Records provided:
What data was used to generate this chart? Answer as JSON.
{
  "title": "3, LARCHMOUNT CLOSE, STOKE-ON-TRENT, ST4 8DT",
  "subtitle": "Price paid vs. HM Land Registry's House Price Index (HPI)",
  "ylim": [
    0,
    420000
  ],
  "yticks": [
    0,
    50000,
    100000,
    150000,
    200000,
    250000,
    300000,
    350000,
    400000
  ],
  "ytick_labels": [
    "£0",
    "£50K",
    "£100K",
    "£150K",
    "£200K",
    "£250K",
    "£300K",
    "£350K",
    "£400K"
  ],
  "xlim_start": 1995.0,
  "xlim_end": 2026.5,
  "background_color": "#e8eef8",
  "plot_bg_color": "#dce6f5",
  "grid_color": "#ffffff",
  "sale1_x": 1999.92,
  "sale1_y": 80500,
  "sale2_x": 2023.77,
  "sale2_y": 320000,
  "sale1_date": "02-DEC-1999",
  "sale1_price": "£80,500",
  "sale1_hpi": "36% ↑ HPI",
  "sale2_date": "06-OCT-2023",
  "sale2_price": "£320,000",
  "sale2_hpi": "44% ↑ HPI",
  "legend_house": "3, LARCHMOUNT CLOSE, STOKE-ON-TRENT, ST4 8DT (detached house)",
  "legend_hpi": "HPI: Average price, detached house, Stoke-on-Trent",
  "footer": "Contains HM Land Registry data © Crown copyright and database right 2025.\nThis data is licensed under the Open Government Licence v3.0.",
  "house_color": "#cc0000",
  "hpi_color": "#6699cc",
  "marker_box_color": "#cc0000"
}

Exercise: Say, as a single number and nothing more, how many lines of the entries contain the word "Registry".

Expected answer: 2